(Dataset entries)
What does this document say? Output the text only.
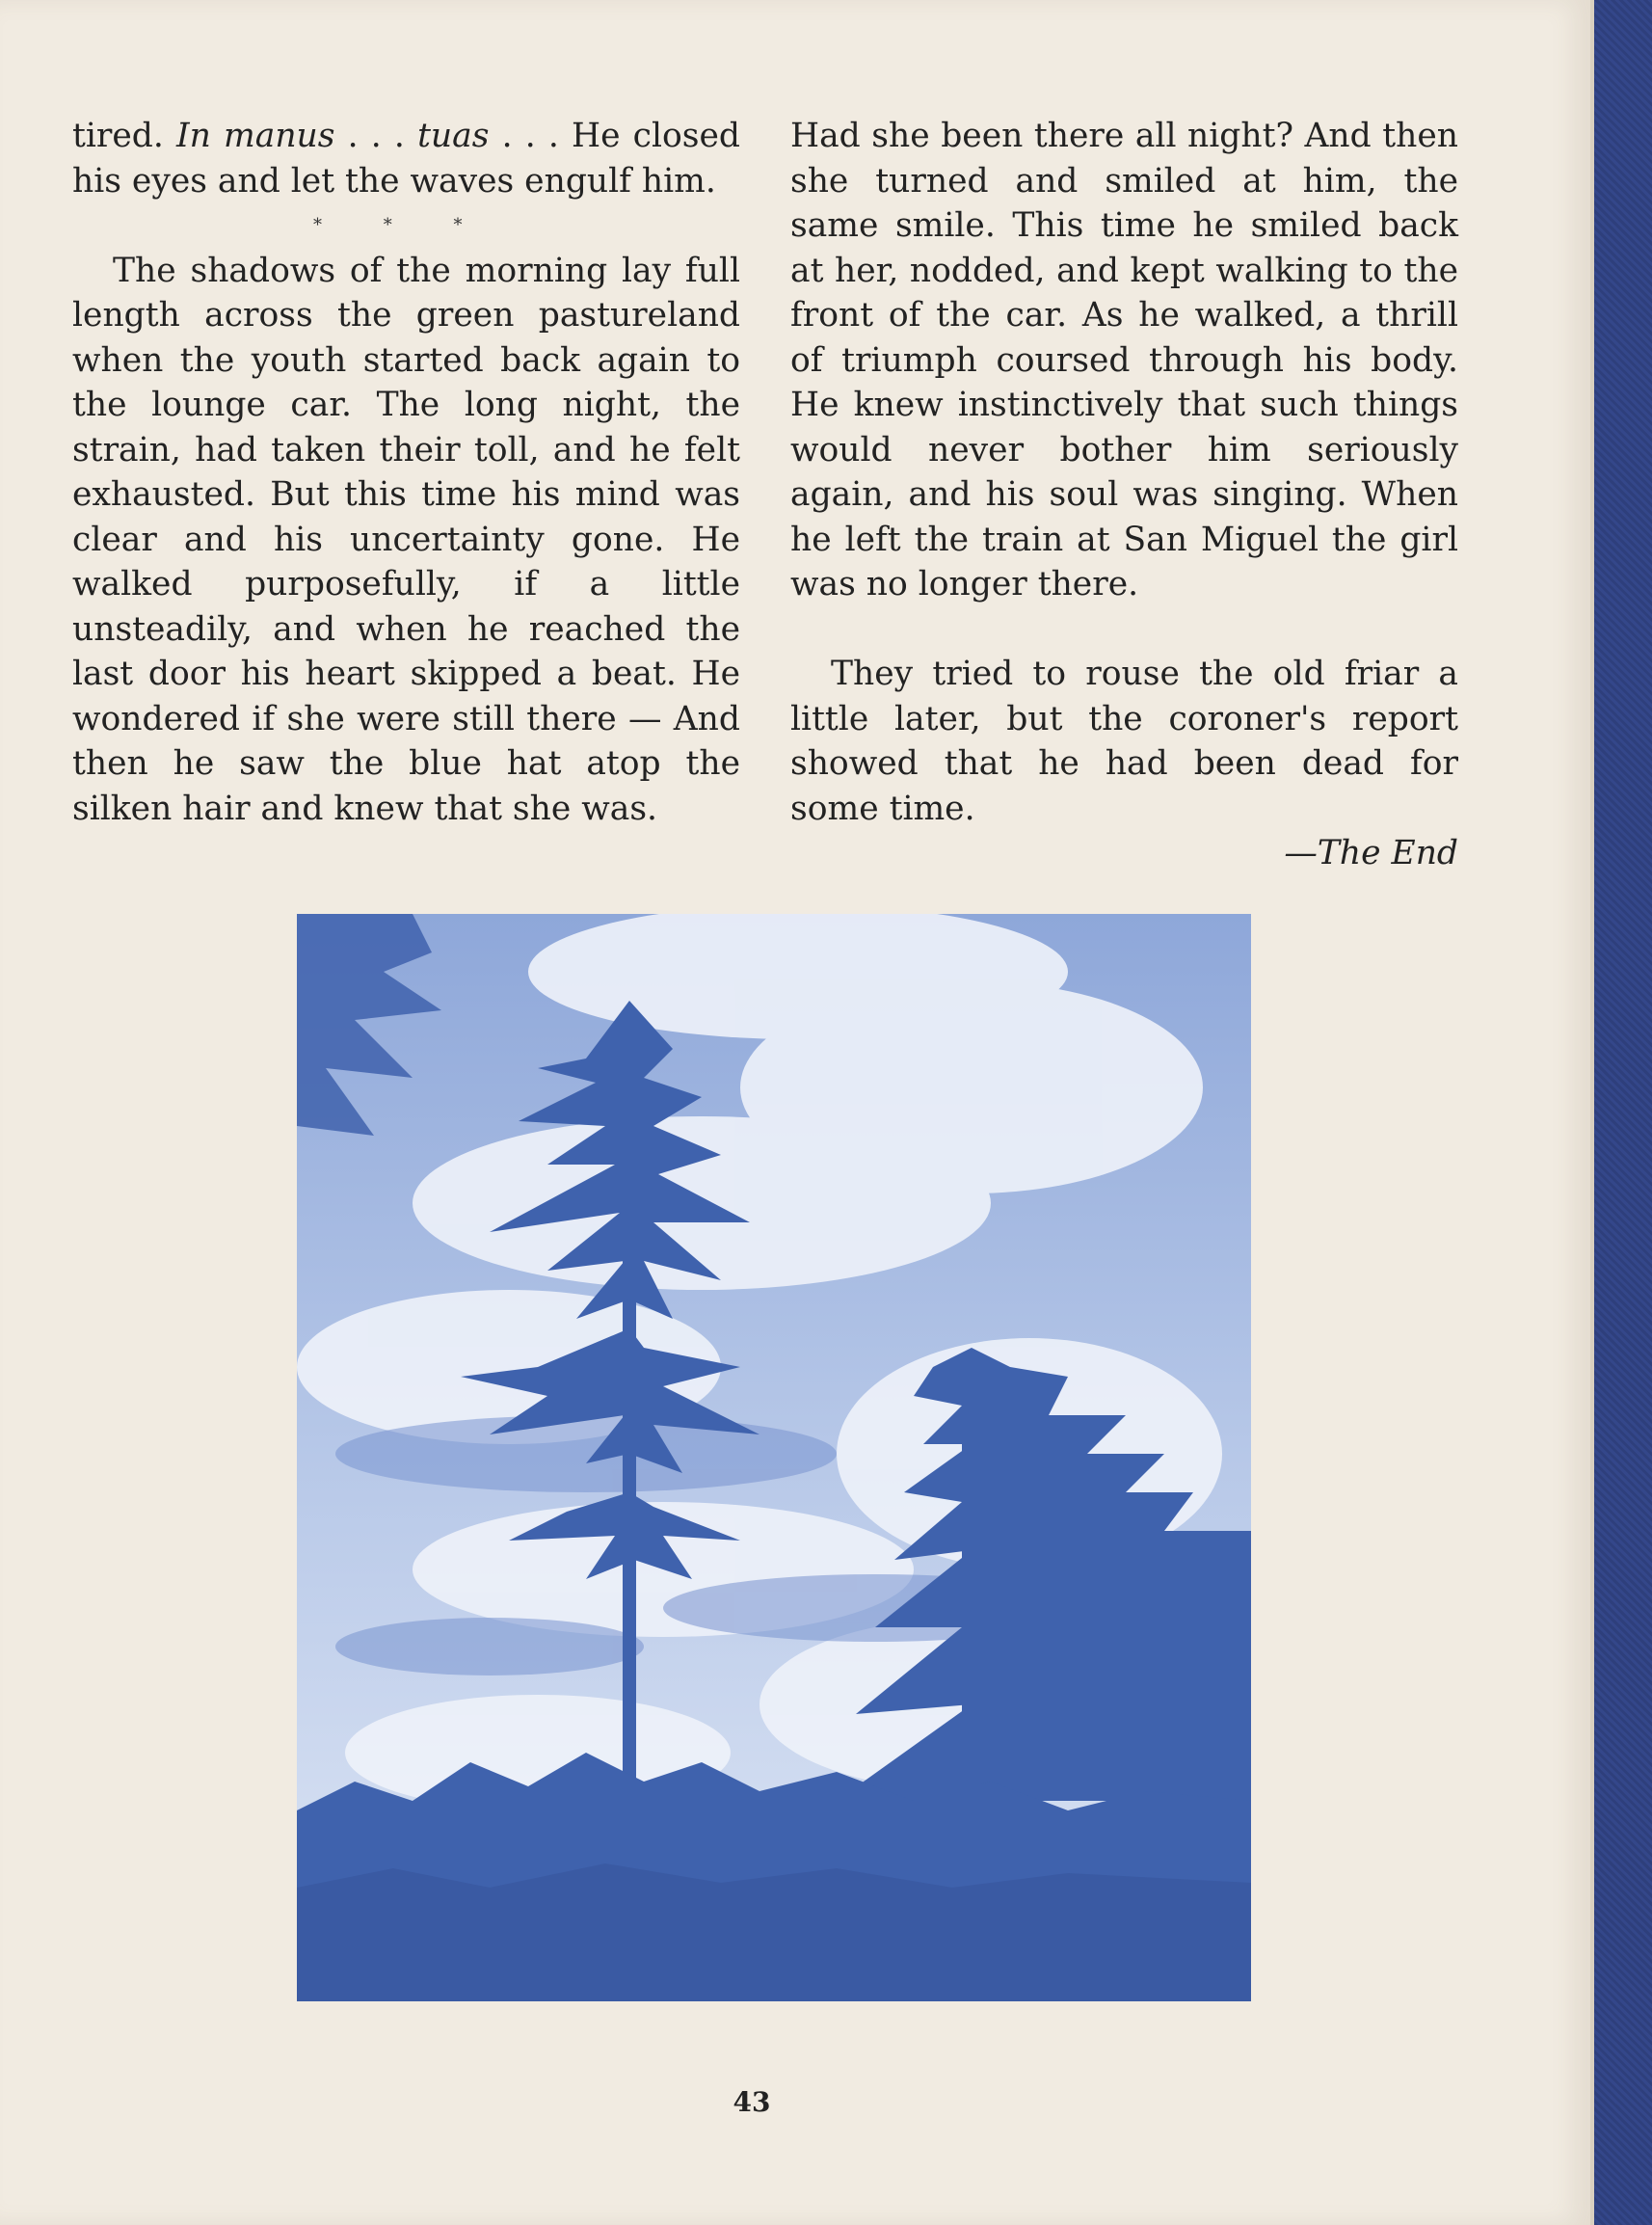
tired. In manus . . . tuas . . . He closed his eyes and let the waves engulf him.

* * *

The shadows of the morning lay full length across the green pastureland when the youth started back again to the lounge car. The long night, the strain, had taken their toll, and he felt exhausted. But this time his mind was clear and his uncertainty gone. He walked purposefully, if a little unsteadily, and when he reached the last door his heart skipped a beat. He wondered if she were still there — And then he saw the blue hat atop the silken hair and knew that she was.

Had she been there all night? And then she turned and smiled at him, the same smile. This time he smiled back at her, nodded, and kept walking to the front of the car. As he walked, a thrill of triumph coursed through his body. He knew instinctively that such things would never bother him seriously again, and his soul was singing. When he left the train at San Miguel the girl was no longer there.

They tried to rouse the old friar a little later, but the coroner's report showed that he had been dead for some time.

—The End

43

◆ Stated goal: Gather each line in the entries above where the string "little" is found.

◆ Final answer:
The shadows of the morning lay full length across the green pastureland when the youth started back again to the lounge car. The long night, the strain, had taken their toll, and he felt exhausted. But this time his mind was clear and his uncertainty gone. He walked purposefully, if a little unsteadily, and when he reached the last door his heart skipped a beat. He wondered if she were still there — And then he saw the blue hat atop the silken hair and knew that she was.
They tried to rouse the old friar a little later, but the coroner's report showed that he had been dead for some time.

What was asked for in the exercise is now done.